## Quelle
- - -

Linke Avancen: Die tschechischen Kommunisten wollen mit den Sozialdemokraten
Knapp 20 Jahre sind seit dem Sturz des kommunistischen Regimes vergangenen - und die tschechischen Kommunisten überlegen, wie sie wieder an die Macht kommen können. Die Idee ist, sich für eine Zusammenarbeit mit den Sozialdemokraten nach den vorgezogenen Neuwahlen im Herbst hübsch zu machen. Deswegen bieten sie an, sich nach 1989 ein zweites Mal für ihre totalitäre Vergangenheit zu entschuldigen. Patrick Gschwend hat dazu mit Till Janzer gesprochen.
Till, wie soll das gehen, wie wollen sich die Kommunisten den Sozialdemokraten andienen?

- - -

## Bereitgestellte Daten

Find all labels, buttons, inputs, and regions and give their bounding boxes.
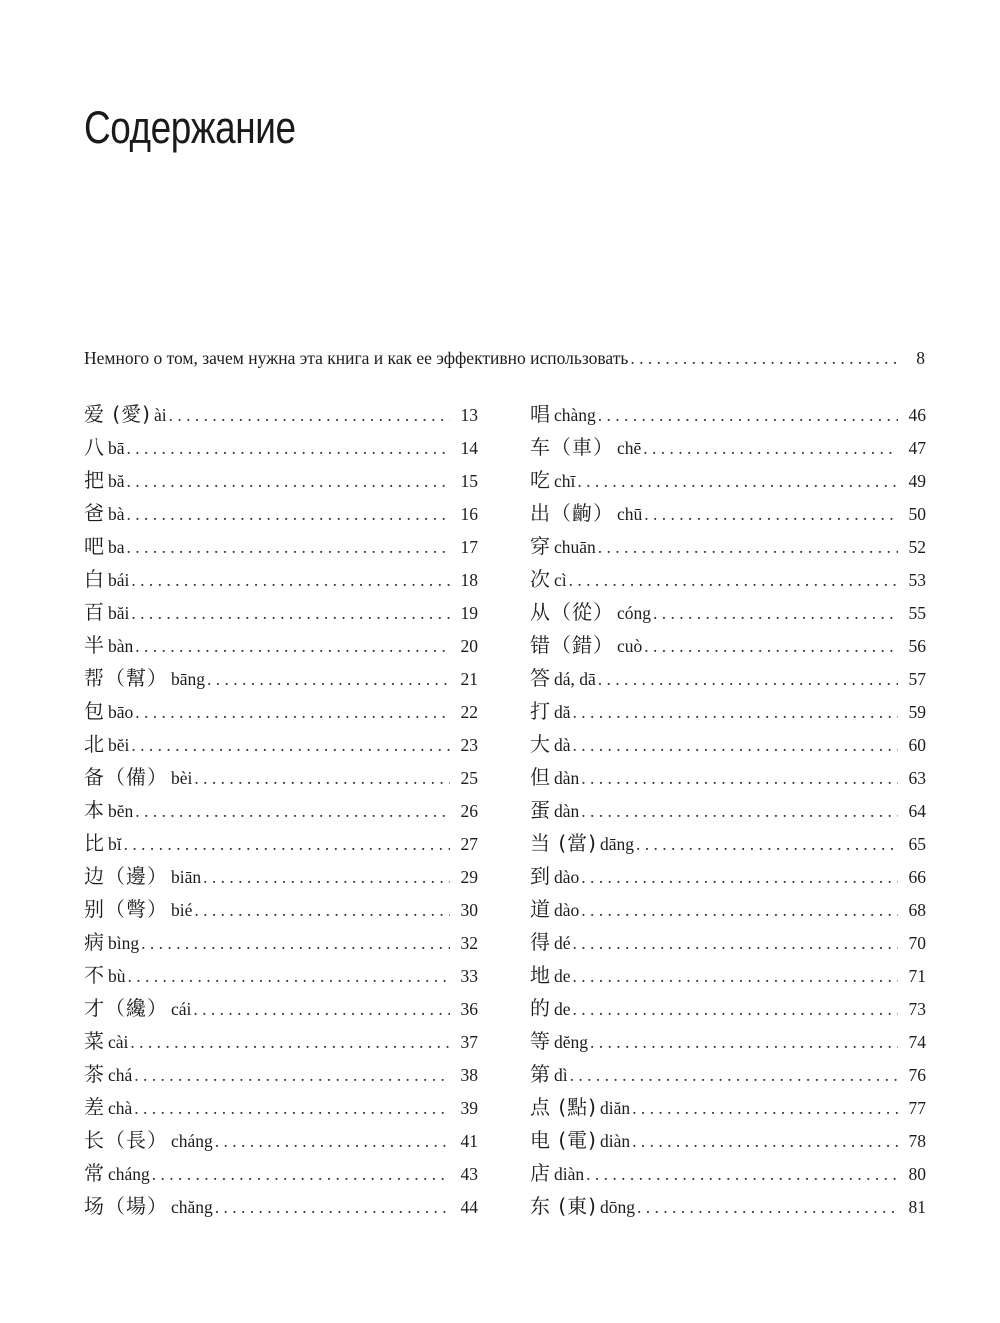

- - -

## Aufgabe
Knüpfe an den Text über die Annäherung der tschechischen Kommunisten an die Sozialdemokraten an und führe ihn nach seinem letzten Satz weiter. Die Daten stammen aus einer anderen Quelle.

## Antwort
„Vorausschicken sollte man, dass die Kommunisten derzeit die drittstärkste Kraft im Abgeordnetenhaus sind und in den Wahlumfragen bei um die 15 Prozent liegen. Bisher haben alle anderen Parlamentsparteien jedoch eine Zusammenarbeit mit ihnen auf Regierungsebene abgelehnt. Nun hat der kommunistische Parteichef Vojtěch Filip in einem Interview für die Zeitung Hospodářské noviny gesagt, dass man eine Zusammenarbeit der Linken anstrebe. Und weiter: Falls die Hürde für eine Zusammenarbeit in einer Entschuldigung für das Regime von 1948 bis 1989 liege, dann sei man bereit, sich erneut zu entschuldigen. Kurz vor Weihnachten 1989 hatte sich die damalige Führung der tschechischen, nicht der tschechoslowakischen Kommunisten, bei einem Sonderparteitag für die 40 Jahr zuvor entschuldigt. Allerdings war es eine halbherzige Geste, die zwar allgemein eine Entschuldigung an die Opfer enthält, aber auch einiges ausspart. So wird beispielsweise mit keinem Wort erwähnt, dass mehrere Tausend Menschen das Unrecht mit ihrem Tod bezahlen mussten, geschweige denn, dass sich dafür entschuldigt wird.“Wie haben denn die Sozialdemokraten auf das Angebot reagiert?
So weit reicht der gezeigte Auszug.